Stored items from a collection:
════════════════════
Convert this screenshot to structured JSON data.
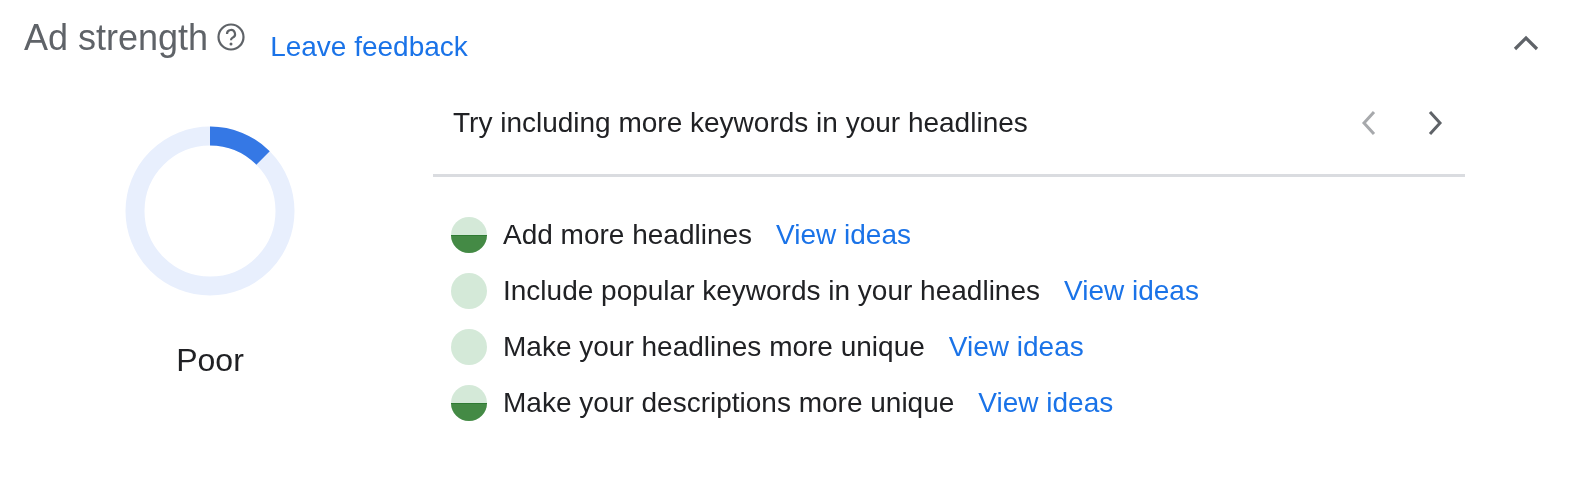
{
  "header": {
    "title": "Ad strength",
    "feedback_link": "Leave feedback",
    "expanded": true
  },
  "gauge": {
    "rating": "Poor"
  },
  "tip": {
    "text": "Try including more keywords in your headlines",
    "prev_disabled": true,
    "next_disabled": false
  },
  "suggestions": [
    {
      "text": "Add more headlines",
      "link": "View ideas",
      "kind": "half"
    },
    {
      "text": "Include popular keywords in your headlines",
      "link": "View ideas",
      "kind": "empty"
    },
    {
      "text": "Make your headlines more unique",
      "link": "View ideas",
      "kind": "empty"
    },
    {
      "text": "Make your descriptions more unique",
      "link": "View ideas",
      "kind": "half"
    }
  ]
}
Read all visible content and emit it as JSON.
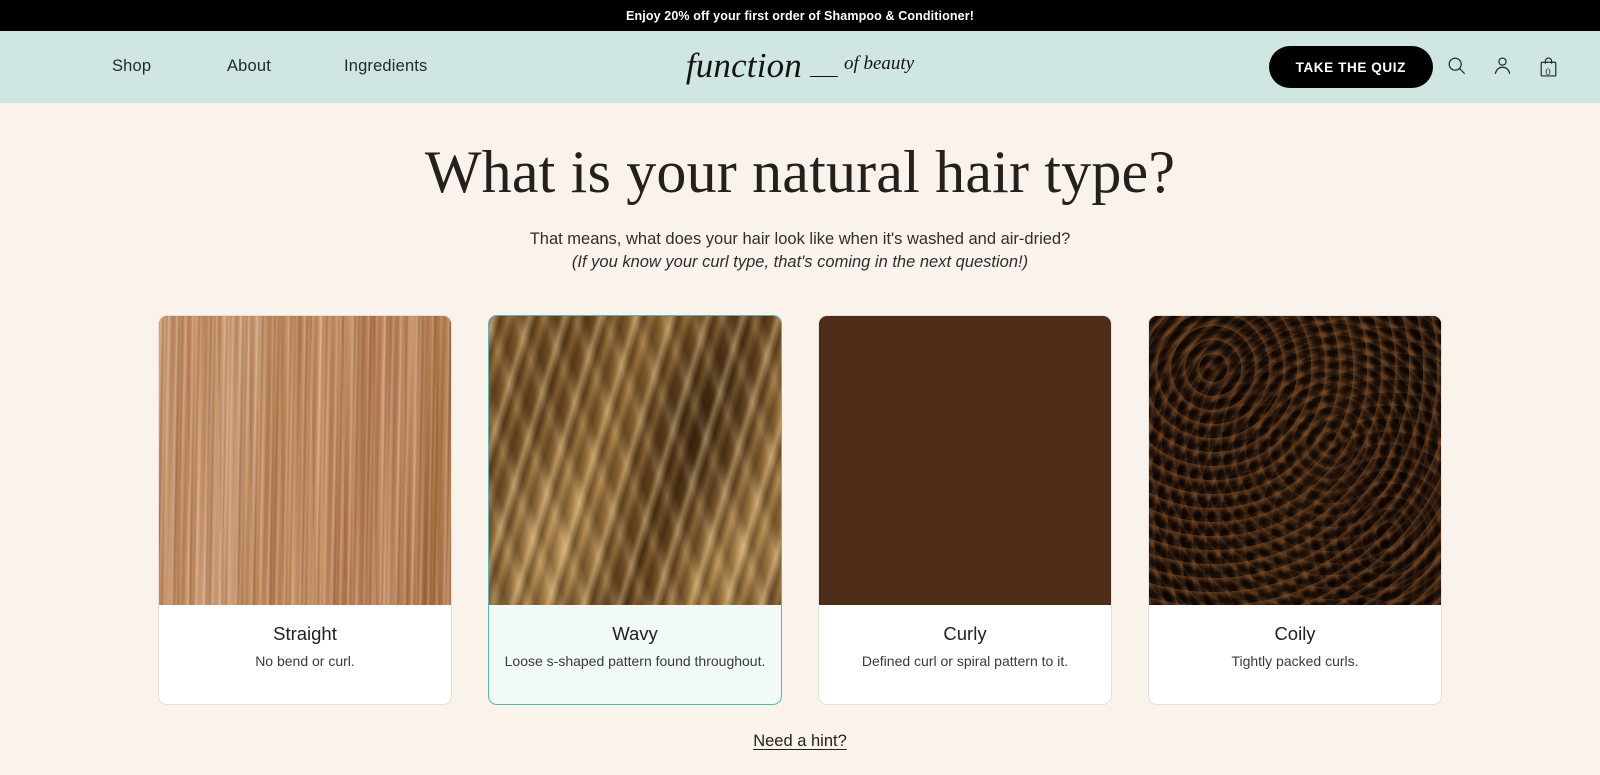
{
  "announcement": {
    "text": "Enjoy 20% off your first order of Shampoo & Conditioner!"
  },
  "header": {
    "nav": [
      {
        "label": "Shop"
      },
      {
        "label": "About"
      },
      {
        "label": "Ingredients"
      }
    ],
    "logo": {
      "main": "function",
      "sub": "of beauty"
    },
    "quiz_button": "TAKE THE QUIZ",
    "icons": {
      "search": "search-icon",
      "account": "account-icon",
      "cart": "cart-icon"
    },
    "cart_count": "0",
    "background_color": "#cfe6e2"
  },
  "quiz": {
    "title": "What is your natural hair type?",
    "subtitle": "That means, what does your hair look like when it's washed and air-dried?",
    "note": "(If you know your curl type, that's coming in the next question!)",
    "hint_link": "Need a hint?",
    "selected_option": "Wavy",
    "accent_color": "#5bb7b0",
    "page_background": "#faf3ec",
    "options": [
      {
        "title": "Straight",
        "description": "No bend or curl.",
        "image": "straight-hair-photo",
        "selected": false
      },
      {
        "title": "Wavy",
        "description": "Loose s-shaped pattern found throughout.",
        "image": "wavy-hair-photo",
        "selected": true
      },
      {
        "title": "Curly",
        "description": "Defined curl or spiral pattern to it.",
        "image": "curly-hair-photo",
        "selected": false
      },
      {
        "title": "Coily",
        "description": "Tightly packed curls.",
        "image": "coily-hair-photo",
        "selected": false
      }
    ]
  }
}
════════════════════
TASK DIRECTIONS:
Go through the data above and transcribe it in full, omitting any image.

WRITTEN SOLUTION:
Convert this screenshot to structured JSON data.
{
  "header": {
    "title": "Ad strength",
    "feedback_link": "Leave feedback",
    "expanded": true
  },
  "gauge": {
    "rating": "Poor"
  },
  "tip": {
    "text": "Try including more keywords in your headlines",
    "prev_disabled": true,
    "next_disabled": false
  },
  "suggestions": [
    {
      "text": "Add more headlines",
      "link": "View ideas",
      "kind": "half"
    },
    {
      "text": "Include popular keywords in your headlines",
      "link": "View ideas",
      "kind": "empty"
    },
    {
      "text": "Make your headlines more unique",
      "link": "View ideas",
      "kind": "empty"
    },
    {
      "text": "Make your descriptions more unique",
      "link": "View ideas",
      "kind": "half"
    }
  ]
}
Read all visible content and emit it as JSON.
{
  "announcement": {
    "text": "Enjoy 20% off your first order of Shampoo & Conditioner!"
  },
  "header": {
    "nav": [
      {
        "label": "Shop"
      },
      {
        "label": "About"
      },
      {
        "label": "Ingredients"
      }
    ],
    "logo": {
      "main": "function",
      "sub": "of beauty"
    },
    "quiz_button": "TAKE THE QUIZ",
    "icons": {
      "search": "search-icon",
      "account": "account-icon",
      "cart": "cart-icon"
    },
    "cart_count": "0",
    "background_color": "#cfe6e2"
  },
  "quiz": {
    "title": "What is your natural hair type?",
    "subtitle": "That means, what does your hair look like when it's washed and air-dried?",
    "note": "(If you know your curl type, that's coming in the next question!)",
    "hint_link": "Need a hint?",
    "selected_option": "Wavy",
    "accent_color": "#5bb7b0",
    "page_background": "#faf3ec",
    "options": [
      {
        "title": "Straight",
        "description": "No bend or curl.",
        "image": "straight-hair-photo",
        "selected": false
      },
      {
        "title": "Wavy",
        "description": "Loose s-shaped pattern found throughout.",
        "image": "wavy-hair-photo",
        "selected": true
      },
      {
        "title": "Curly",
        "description": "Defined curl or spiral pattern to it.",
        "image": "curly-hair-photo",
        "selected": false
      },
      {
        "title": "Coily",
        "description": "Tightly packed curls.",
        "image": "coily-hair-photo",
        "selected": false
      }
    ]
  }
}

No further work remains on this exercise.